#### [Required actions]
1 – According to the Kalshi passage, on what date did Tarek Mansour appear on The Axios Show?
2 – List every action that, in his quote in the Kalshi passage, Mansour says is the responsibility of an exchange and of regulators regarding bad actors.
Document extract: Begin
Kalshi's founders, meanwhile, continue to argue that retail users are not just participants — they are a key source of predictive accuracy. CEO Tarek Mansour said the platform's performance comes from a broad base of users "trading out of their garage," not from traditional finance professionals.
More users now have direct access, and platforms are actively positioning retail traders as central to price formation.
Quote of the Week
Kalshi CEO Tarek Mansour appeared on The Axios Show on April 7, addressing insider trading enforcement on prediction markets:
"It's our responsibility as an exchange and the responsibility of regulators to identify these bad actors, as well as to detect and deter their actions. You punish them when you find someone who did something bad. It's a good thing."
Mansour added that if there were a yes/no contract on Kalshi about whether the CFTC would open an insider trading investigation within the next year, he would expect it to trade at "yes."
Document extract: End
Information provided: Begin
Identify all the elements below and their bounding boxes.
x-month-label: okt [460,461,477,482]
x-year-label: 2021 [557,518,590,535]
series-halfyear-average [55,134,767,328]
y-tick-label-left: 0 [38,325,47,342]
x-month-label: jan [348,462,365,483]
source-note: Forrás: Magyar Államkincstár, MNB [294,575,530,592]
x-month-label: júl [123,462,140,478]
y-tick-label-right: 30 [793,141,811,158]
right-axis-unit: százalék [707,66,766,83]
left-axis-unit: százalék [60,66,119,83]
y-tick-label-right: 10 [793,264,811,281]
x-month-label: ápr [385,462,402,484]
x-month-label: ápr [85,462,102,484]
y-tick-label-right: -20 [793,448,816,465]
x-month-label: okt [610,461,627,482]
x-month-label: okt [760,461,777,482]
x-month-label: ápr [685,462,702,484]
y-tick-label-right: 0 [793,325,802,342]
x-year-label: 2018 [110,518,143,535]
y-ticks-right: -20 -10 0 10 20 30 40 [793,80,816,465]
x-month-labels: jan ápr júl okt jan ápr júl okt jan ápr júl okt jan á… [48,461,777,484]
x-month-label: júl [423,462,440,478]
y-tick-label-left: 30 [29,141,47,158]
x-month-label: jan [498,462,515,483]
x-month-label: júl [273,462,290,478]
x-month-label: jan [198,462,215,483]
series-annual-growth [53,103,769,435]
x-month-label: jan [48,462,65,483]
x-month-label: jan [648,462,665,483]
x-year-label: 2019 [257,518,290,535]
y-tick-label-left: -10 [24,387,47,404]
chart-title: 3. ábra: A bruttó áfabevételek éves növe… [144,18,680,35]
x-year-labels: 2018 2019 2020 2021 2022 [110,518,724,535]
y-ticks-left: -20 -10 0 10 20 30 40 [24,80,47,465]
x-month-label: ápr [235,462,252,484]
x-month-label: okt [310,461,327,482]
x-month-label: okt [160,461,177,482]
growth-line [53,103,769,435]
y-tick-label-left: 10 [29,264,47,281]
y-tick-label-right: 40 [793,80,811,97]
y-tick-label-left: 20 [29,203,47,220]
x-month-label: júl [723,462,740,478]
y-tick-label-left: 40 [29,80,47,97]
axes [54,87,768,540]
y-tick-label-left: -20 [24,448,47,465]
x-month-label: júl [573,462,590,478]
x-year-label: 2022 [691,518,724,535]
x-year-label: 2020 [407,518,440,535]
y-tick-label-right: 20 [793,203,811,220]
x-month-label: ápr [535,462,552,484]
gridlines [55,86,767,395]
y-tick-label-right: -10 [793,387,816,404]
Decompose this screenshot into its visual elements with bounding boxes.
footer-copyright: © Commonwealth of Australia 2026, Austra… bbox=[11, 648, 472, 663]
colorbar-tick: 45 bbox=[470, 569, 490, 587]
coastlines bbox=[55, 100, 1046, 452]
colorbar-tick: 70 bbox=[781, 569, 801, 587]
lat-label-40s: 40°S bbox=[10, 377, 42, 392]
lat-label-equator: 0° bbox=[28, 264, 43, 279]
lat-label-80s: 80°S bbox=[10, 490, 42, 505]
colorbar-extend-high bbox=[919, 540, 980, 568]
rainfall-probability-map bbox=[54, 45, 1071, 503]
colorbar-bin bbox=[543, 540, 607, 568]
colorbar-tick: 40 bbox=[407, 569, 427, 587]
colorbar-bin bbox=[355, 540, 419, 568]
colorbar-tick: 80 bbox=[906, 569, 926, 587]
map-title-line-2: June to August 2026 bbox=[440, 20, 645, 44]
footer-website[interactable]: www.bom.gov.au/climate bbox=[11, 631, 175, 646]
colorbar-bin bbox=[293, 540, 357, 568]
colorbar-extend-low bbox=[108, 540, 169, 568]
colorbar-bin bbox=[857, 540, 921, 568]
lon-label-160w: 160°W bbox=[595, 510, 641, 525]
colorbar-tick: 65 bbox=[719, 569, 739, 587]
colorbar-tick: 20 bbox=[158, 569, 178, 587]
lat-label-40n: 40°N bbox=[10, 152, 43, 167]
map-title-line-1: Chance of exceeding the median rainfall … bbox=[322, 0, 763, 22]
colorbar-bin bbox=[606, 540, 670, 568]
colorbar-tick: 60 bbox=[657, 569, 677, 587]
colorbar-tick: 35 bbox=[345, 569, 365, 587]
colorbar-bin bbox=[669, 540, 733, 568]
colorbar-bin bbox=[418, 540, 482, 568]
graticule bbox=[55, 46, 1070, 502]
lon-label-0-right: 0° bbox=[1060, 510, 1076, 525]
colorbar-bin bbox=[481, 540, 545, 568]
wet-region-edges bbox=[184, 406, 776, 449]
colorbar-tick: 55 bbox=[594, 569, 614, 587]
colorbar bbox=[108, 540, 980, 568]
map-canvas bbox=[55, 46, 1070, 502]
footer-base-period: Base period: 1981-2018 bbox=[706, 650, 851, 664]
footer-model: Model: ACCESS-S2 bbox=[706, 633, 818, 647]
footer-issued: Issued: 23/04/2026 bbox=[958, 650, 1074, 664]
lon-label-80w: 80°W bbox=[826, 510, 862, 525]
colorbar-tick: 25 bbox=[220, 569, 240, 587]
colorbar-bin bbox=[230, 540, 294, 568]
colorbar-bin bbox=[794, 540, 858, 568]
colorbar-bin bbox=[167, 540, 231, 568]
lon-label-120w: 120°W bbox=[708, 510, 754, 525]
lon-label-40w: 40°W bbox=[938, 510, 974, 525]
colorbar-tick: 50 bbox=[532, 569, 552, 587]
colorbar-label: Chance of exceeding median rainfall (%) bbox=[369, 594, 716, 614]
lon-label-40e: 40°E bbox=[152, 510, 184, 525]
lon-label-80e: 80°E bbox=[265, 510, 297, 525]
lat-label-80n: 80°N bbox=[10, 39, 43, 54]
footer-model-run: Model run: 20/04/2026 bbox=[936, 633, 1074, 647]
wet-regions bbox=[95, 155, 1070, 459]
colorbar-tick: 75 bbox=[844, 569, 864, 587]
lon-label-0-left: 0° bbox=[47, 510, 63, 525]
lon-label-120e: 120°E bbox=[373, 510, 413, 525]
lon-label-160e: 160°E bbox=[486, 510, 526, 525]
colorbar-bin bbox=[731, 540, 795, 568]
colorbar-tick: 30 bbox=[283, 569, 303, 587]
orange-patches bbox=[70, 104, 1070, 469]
Information provided: End
#### [Expected responses]
1 – April 7

2 –
- Identify these bad actors
- Detect their actions
- Deter their actions